[Extracted data entries]

#####

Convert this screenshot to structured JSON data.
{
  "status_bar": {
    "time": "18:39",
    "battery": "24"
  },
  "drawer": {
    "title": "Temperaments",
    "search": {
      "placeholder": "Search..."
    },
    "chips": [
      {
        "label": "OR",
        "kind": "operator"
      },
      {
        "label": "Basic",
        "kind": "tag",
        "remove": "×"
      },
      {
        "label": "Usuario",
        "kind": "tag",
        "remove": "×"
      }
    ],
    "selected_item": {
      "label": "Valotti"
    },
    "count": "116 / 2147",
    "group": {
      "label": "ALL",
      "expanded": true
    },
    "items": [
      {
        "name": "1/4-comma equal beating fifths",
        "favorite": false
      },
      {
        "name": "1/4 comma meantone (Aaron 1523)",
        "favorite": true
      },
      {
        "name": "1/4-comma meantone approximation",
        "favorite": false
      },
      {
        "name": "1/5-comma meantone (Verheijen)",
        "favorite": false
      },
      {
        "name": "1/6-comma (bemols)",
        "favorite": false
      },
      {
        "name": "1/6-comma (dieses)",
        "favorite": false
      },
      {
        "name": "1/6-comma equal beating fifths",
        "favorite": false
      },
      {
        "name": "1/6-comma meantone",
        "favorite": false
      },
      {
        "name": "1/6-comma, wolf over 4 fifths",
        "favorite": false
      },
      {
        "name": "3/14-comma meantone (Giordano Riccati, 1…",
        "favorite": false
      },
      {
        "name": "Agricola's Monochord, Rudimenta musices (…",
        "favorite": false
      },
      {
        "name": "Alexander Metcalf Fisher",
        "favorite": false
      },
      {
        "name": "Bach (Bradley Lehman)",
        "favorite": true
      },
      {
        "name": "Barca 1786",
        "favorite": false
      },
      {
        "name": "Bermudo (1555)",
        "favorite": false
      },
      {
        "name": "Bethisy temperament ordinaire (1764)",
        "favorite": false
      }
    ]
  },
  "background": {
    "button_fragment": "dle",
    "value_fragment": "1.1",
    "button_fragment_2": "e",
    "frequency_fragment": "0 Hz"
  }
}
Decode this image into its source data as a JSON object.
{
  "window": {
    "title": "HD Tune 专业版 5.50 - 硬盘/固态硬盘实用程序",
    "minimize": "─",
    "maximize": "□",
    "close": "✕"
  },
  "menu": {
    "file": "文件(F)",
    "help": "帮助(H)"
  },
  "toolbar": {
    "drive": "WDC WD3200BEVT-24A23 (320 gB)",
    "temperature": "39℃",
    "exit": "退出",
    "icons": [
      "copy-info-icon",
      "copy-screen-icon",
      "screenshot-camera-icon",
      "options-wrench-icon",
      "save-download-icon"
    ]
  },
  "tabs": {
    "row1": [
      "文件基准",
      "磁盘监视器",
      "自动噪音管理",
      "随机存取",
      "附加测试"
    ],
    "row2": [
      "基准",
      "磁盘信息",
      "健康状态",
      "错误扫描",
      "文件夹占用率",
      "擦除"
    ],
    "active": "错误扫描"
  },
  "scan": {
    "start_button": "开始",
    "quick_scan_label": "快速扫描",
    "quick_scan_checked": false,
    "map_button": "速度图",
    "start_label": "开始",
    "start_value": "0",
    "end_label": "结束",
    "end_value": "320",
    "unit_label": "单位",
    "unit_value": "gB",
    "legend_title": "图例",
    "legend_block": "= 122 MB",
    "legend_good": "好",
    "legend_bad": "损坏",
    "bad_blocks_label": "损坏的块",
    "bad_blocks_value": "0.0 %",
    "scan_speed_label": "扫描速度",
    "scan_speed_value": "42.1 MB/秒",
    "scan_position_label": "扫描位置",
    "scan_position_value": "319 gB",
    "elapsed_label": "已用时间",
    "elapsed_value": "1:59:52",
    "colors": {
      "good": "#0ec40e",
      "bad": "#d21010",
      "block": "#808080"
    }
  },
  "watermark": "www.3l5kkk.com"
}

#####

▶ [JOB]: Repeat each of the entries above precisely as given.

▶ [THE RESPONSE]:
Convert this screenshot to structured JSON data.
{
  "status_bar": {
    "time": "18:39",
    "battery": "24"
  },
  "drawer": {
    "title": "Temperaments",
    "search": {
      "placeholder": "Search..."
    },
    "chips": [
      {
        "label": "OR",
        "kind": "operator"
      },
      {
        "label": "Basic",
        "kind": "tag",
        "remove": "×"
      },
      {
        "label": "Usuario",
        "kind": "tag",
        "remove": "×"
      }
    ],
    "selected_item": {
      "label": "Valotti"
    },
    "count": "116 / 2147",
    "group": {
      "label": "ALL",
      "expanded": true
    },
    "items": [
      {
        "name": "1/4-comma equal beating fifths",
        "favorite": false
      },
      {
        "name": "1/4 comma meantone (Aaron 1523)",
        "favorite": true
      },
      {
        "name": "1/4-comma meantone approximation",
        "favorite": false
      },
      {
        "name": "1/5-comma meantone (Verheijen)",
        "favorite": false
      },
      {
        "name": "1/6-comma (bemols)",
        "favorite": false
      },
      {
        "name": "1/6-comma (dieses)",
        "favorite": false
      },
      {
        "name": "1/6-comma equal beating fifths",
        "favorite": false
      },
      {
        "name": "1/6-comma meantone",
        "favorite": false
      },
      {
        "name": "1/6-comma, wolf over 4 fifths",
        "favorite": false
      },
      {
        "name": "3/14-comma meantone (Giordano Riccati, 1…",
        "favorite": false
      },
      {
        "name": "Agricola's Monochord, Rudimenta musices (…",
        "favorite": false
      },
      {
        "name": "Alexander Metcalf Fisher",
        "favorite": false
      },
      {
        "name": "Bach (Bradley Lehman)",
        "favorite": true
      },
      {
        "name": "Barca 1786",
        "favorite": false
      },
      {
        "name": "Bermudo (1555)",
        "favorite": false
      },
      {
        "name": "Bethisy temperament ordinaire (1764)",
        "favorite": false
      }
    ]
  },
  "background": {
    "button_fragment": "dle",
    "value_fragment": "1.1",
    "button_fragment_2": "e",
    "frequency_fragment": "0 Hz"
  }
}
Decode this image into its source data as a JSON object.
{
  "window": {
    "title": "HD Tune 专业版 5.50 - 硬盘/固态硬盘实用程序",
    "minimize": "─",
    "maximize": "□",
    "close": "✕"
  },
  "menu": {
    "file": "文件(F)",
    "help": "帮助(H)"
  },
  "toolbar": {
    "drive": "WDC WD3200BEVT-24A23 (320 gB)",
    "temperature": "39℃",
    "exit": "退出",
    "icons": [
      "copy-info-icon",
      "copy-screen-icon",
      "screenshot-camera-icon",
      "options-wrench-icon",
      "save-download-icon"
    ]
  },
  "tabs": {
    "row1": [
      "文件基准",
      "磁盘监视器",
      "自动噪音管理",
      "随机存取",
      "附加测试"
    ],
    "row2": [
      "基准",
      "磁盘信息",
      "健康状态",
      "错误扫描",
      "文件夹占用率",
      "擦除"
    ],
    "active": "错误扫描"
  },
  "scan": {
    "start_button": "开始",
    "quick_scan_label": "快速扫描",
    "quick_scan_checked": false,
    "map_button": "速度图",
    "start_label": "开始",
    "start_value": "0",
    "end_label": "结束",
    "end_value": "320",
    "unit_label": "单位",
    "unit_value": "gB",
    "legend_title": "图例",
    "legend_block": "= 122 MB",
    "legend_good": "好",
    "legend_bad": "损坏",
    "bad_blocks_label": "损坏的块",
    "bad_blocks_value": "0.0 %",
    "scan_speed_label": "扫描速度",
    "scan_speed_value": "42.1 MB/秒",
    "scan_position_label": "扫描位置",
    "scan_position_value": "319 gB",
    "elapsed_label": "已用时间",
    "elapsed_value": "1:59:52",
    "colors": {
      "good": "#0ec40e",
      "bad": "#d21010",
      "block": "#808080"
    }
  },
  "watermark": "www.3l5kkk.com"
}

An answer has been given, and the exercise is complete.